— START Page —

I was forced to move here because I can't afford to live closer to the populated areas. I mean the rent is literally hundreds of dollars less here. I was living with my mom for 5 years and depressed as hell because of it, and realized the only place I can afford to live on my own is here, because it's so far from anything else. I have no problem driving an hour or two though, the times are just never late enough. Yes I want friends but I need adequate sleep even more, it's not safe driving when you're sleep deprived.


----------



## Jabbytoe69 (Dec 6, 2015)

Making friends is more difficult in later years he'll I'm 22 and find it hard some people can't take me loo


----------



## karibaby (Dec 31, 2013)

the only other thing I can think of is if you get to know your neighbors or have people over to your place because that would be more convenient for you.


----------



## Earth Goddess (Aug 7, 2013)

karibaby said:


> the only other thing I can think of is if you get to know your neighbors or have people over to your place because that would be more convenient for you.


I have met both my neighbors on either side and I don't like them, lol Nobody likes the family on one side, not even the park caretaker. They're your typical trailer trash family, I had 2 interactions with them and neither were good. On the other side is a creepy guy who I want to stay away from, his wifi password is DD-69 (think about it long enough and you'll figure it out, lol) and even if he was younger and cool, his hours are totally opposite of mine, the only time he's around is evenings when I'm working, and he goes to bed at like 9pm and I go to bed when he gets up. Thank God or he'd be over here staring at my chest all the time.


----------



## karibaby (Dec 31, 2013)

Jabbytoe69 said:


> Making friends is more difficult in later years he'll I'm 22 and find it hard some people can't take me loo


are you going to school ,working,extracurricular,hobbies?? Those are places to meet people. You don't have to love eveything about a person for them to be your friend. 22 is a really young age to say it's difficult to find friends. You have to put yourself out there and talk to people not expect people to just come up to you and talk.


----------

— END Page —
— START Material shown —

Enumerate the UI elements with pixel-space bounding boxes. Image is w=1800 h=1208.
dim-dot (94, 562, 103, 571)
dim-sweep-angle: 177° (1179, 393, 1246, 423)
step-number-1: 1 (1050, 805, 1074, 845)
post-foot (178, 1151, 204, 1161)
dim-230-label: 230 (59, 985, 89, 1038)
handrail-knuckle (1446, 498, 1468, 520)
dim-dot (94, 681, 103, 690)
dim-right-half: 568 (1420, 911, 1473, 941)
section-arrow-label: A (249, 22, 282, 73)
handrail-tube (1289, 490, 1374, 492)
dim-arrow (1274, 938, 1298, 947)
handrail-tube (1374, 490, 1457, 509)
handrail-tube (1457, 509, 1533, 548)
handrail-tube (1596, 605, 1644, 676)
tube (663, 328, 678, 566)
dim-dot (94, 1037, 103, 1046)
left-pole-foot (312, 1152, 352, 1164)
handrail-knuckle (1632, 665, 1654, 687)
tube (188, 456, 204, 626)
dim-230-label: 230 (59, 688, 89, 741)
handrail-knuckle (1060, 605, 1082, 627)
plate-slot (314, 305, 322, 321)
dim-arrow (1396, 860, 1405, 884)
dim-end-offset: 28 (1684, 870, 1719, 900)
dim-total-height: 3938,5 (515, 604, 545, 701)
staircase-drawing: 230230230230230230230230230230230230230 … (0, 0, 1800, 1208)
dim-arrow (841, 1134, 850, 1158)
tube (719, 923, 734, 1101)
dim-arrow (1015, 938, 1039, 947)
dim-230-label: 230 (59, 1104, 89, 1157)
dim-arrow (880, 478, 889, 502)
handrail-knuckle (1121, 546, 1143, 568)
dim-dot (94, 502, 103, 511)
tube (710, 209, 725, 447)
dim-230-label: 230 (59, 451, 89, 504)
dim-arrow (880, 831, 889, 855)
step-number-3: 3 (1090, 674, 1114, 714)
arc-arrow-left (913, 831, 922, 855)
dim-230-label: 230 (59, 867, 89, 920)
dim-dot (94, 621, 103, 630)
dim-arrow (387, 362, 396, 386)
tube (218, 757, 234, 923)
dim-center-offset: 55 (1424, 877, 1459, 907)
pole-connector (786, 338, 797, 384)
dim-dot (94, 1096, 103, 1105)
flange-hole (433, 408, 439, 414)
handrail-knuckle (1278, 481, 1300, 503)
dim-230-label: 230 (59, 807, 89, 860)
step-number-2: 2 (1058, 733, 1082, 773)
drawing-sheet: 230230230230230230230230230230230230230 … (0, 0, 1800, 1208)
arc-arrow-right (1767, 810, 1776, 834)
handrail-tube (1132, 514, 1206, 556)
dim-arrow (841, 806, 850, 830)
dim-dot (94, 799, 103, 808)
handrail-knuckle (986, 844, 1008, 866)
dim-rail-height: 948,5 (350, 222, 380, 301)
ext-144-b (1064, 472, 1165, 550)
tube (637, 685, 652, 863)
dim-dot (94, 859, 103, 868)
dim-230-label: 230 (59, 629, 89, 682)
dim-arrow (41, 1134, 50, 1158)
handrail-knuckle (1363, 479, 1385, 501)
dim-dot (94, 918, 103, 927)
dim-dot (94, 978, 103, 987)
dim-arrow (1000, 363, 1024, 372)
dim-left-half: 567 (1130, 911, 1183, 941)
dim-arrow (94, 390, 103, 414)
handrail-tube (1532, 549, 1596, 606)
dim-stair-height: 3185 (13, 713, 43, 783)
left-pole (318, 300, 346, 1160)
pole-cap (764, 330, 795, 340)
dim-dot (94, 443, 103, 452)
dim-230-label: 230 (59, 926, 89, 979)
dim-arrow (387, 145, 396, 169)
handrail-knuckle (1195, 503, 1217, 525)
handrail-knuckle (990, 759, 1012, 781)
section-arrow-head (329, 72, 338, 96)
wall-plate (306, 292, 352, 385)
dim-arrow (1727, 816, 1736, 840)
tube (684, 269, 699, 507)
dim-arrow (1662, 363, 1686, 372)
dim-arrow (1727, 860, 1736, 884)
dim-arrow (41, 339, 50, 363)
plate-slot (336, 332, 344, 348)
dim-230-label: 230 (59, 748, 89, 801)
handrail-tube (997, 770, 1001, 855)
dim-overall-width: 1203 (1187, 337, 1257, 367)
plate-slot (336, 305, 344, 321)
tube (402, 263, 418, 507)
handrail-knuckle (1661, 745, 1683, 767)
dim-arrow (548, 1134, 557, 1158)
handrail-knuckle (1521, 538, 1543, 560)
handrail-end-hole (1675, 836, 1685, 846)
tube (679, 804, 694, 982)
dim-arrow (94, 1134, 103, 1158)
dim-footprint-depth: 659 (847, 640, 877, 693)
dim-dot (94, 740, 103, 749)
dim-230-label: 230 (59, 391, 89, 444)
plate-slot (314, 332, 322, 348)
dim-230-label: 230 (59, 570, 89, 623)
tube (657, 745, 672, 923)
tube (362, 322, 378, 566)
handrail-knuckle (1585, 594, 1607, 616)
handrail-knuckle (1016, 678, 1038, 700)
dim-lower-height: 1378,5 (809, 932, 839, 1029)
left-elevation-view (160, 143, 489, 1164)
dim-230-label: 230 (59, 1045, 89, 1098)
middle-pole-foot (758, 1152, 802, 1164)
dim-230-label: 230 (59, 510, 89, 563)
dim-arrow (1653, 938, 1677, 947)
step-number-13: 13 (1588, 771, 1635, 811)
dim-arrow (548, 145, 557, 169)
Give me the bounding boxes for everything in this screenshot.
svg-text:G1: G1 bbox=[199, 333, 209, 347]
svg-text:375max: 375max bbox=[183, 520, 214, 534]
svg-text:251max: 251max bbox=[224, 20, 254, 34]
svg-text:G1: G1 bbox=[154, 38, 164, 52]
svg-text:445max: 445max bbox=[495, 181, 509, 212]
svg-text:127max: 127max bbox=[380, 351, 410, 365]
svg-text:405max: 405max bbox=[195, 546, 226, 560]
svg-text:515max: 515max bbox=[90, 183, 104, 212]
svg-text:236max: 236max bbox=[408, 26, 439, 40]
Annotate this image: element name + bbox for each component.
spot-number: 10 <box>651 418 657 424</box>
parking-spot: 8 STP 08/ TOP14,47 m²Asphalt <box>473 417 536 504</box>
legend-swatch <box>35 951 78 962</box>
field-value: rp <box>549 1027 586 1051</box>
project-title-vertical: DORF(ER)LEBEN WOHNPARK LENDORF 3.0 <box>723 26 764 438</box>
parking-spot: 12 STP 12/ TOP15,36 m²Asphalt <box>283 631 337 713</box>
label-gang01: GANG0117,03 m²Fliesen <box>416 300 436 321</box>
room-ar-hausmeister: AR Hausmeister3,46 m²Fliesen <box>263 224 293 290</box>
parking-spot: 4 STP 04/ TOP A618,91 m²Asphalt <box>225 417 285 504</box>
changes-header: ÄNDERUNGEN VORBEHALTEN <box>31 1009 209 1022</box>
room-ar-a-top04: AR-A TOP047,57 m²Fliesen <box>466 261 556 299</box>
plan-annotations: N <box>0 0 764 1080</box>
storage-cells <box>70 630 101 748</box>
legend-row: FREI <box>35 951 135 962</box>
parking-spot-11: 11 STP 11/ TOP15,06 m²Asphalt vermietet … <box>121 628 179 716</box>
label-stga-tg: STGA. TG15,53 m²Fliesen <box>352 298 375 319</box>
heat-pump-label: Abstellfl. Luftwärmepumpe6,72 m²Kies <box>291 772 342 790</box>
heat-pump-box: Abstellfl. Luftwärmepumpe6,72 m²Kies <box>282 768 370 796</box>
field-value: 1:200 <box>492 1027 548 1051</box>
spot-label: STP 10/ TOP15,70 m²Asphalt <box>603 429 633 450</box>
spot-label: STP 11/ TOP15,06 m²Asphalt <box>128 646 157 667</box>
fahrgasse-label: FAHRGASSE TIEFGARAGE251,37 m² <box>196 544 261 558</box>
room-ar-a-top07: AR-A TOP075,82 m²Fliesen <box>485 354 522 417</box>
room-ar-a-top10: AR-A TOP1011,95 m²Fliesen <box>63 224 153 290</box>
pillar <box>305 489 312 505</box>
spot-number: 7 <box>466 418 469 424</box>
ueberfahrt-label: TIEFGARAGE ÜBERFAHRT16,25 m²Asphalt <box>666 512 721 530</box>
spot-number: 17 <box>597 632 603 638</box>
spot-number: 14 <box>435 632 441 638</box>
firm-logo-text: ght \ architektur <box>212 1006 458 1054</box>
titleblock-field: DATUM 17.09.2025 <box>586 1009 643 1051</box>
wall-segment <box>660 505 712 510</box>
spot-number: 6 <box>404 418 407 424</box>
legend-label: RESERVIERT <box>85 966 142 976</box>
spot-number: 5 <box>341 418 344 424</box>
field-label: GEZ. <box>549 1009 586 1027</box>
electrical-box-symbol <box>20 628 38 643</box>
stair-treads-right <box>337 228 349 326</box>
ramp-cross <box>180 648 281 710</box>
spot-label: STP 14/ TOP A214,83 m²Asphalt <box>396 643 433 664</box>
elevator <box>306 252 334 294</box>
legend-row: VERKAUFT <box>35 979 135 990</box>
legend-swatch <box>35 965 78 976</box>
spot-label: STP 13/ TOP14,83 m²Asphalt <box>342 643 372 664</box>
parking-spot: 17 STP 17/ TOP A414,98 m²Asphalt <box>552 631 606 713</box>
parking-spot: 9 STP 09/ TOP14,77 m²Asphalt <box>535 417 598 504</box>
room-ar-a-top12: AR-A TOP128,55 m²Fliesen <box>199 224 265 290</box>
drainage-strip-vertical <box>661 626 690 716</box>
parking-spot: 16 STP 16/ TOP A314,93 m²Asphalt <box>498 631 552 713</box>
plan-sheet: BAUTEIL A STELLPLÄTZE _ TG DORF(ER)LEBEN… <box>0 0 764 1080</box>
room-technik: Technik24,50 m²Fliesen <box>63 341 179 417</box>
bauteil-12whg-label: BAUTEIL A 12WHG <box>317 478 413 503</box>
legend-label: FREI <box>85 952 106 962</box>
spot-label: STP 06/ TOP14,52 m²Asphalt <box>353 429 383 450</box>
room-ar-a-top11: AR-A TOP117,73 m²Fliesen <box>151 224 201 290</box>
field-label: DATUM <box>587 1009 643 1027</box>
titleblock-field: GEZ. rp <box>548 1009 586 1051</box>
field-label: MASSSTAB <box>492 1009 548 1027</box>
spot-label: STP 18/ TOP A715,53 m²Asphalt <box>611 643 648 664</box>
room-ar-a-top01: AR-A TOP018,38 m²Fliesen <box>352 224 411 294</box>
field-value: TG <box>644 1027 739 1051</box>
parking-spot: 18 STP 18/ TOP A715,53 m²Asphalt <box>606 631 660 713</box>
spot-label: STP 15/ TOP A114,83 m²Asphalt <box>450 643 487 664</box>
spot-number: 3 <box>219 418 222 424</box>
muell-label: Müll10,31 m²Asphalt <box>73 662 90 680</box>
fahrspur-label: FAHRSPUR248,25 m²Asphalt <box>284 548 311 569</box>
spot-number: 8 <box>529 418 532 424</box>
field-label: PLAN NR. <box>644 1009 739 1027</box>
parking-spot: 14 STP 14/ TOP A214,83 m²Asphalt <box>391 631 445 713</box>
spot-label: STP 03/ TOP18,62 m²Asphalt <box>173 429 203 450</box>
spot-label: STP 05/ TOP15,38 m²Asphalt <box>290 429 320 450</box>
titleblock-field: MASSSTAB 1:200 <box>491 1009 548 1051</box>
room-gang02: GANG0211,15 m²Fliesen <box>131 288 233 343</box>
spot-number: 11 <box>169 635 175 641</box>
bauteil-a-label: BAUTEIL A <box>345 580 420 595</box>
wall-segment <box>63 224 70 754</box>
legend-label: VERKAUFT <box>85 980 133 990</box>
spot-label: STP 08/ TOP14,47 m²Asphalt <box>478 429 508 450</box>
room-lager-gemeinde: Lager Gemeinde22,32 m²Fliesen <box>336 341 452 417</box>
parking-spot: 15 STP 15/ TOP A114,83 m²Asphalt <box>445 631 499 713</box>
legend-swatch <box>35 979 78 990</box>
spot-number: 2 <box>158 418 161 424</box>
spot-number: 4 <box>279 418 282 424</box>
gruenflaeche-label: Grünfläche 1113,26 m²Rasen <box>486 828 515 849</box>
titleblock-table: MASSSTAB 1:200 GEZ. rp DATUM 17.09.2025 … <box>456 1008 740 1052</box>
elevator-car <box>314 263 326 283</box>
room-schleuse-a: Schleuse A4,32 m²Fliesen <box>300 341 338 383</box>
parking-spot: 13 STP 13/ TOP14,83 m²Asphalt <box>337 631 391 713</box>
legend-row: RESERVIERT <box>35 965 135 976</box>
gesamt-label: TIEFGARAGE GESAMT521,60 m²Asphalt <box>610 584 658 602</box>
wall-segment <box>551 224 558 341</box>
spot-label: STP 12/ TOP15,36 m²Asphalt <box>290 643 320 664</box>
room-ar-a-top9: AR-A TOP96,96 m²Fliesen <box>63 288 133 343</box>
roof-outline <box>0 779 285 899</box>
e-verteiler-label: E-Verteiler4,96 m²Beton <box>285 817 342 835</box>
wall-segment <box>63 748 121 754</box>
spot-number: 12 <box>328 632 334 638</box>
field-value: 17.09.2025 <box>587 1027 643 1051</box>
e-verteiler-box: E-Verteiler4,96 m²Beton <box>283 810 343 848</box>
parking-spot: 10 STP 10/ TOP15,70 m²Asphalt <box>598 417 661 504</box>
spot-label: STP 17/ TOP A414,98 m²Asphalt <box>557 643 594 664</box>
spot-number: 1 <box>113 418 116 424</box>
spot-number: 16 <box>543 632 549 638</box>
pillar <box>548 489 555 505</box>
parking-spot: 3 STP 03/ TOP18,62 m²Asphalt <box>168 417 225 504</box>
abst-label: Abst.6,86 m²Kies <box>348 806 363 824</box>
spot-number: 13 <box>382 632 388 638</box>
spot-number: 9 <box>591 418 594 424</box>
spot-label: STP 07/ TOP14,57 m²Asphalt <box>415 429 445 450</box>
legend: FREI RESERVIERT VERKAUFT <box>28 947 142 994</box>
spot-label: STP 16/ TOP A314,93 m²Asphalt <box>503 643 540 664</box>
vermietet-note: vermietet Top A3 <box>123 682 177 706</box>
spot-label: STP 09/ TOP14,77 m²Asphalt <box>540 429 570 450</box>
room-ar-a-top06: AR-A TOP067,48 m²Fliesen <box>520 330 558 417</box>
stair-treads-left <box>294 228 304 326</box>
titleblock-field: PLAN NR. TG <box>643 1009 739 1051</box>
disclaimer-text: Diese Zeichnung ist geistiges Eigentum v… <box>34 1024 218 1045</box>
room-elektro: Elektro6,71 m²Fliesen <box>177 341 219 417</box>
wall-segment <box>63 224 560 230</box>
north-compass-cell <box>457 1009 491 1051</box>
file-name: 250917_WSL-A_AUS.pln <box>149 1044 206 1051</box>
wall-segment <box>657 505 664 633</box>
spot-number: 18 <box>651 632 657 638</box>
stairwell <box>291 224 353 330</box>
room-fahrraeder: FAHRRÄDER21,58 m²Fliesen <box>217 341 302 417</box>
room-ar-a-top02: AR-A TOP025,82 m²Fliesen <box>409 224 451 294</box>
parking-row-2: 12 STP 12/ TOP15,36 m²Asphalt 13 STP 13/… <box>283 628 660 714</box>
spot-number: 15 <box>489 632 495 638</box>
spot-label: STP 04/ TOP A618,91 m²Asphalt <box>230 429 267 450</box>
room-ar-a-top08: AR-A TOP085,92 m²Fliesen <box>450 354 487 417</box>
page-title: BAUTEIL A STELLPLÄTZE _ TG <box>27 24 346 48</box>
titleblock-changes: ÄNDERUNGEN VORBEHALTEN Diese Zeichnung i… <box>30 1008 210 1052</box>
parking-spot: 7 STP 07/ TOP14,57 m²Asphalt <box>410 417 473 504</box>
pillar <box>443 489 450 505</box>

— END Material shown —

▶ **To do**:
a – Output the forum thread from "I was forced" up to and including "(Dec 6, 2015)".
b – Answer these questions about the forum thread:
(i) What age does Jabbytoe69 give?
(ii) Around what time does the neighbor Earth Goddess calls creepy go to bed?
(iii) How long does the writer of the first post say they have no problem driving?
c – In the forum thread, what does karibaby list as places to meet people?
The lines are separate material and are not part of the forum thread.

▶ **Final answers**:
a –
I was forced to move here because I can't afford to live closer to the populated areas. I mean the rent is literally hundreds of dollars less here. I was living with my mom for 5 years and depressed as hell because of it, and realized the only place I can afford to live on my own is here, because it's so far from anything else. I have no problem driving an hour or two though, the times are just never late enough. Yes I want friends but I need adequate sleep even more, it's not safe driving when you're sleep deprived.


----------



## Jabbytoe69 (Dec 6, 2015)

b –
(i) 22
(ii) Around 9pm
(iii) An hour or two

c – School, working, extracurricular, hobbies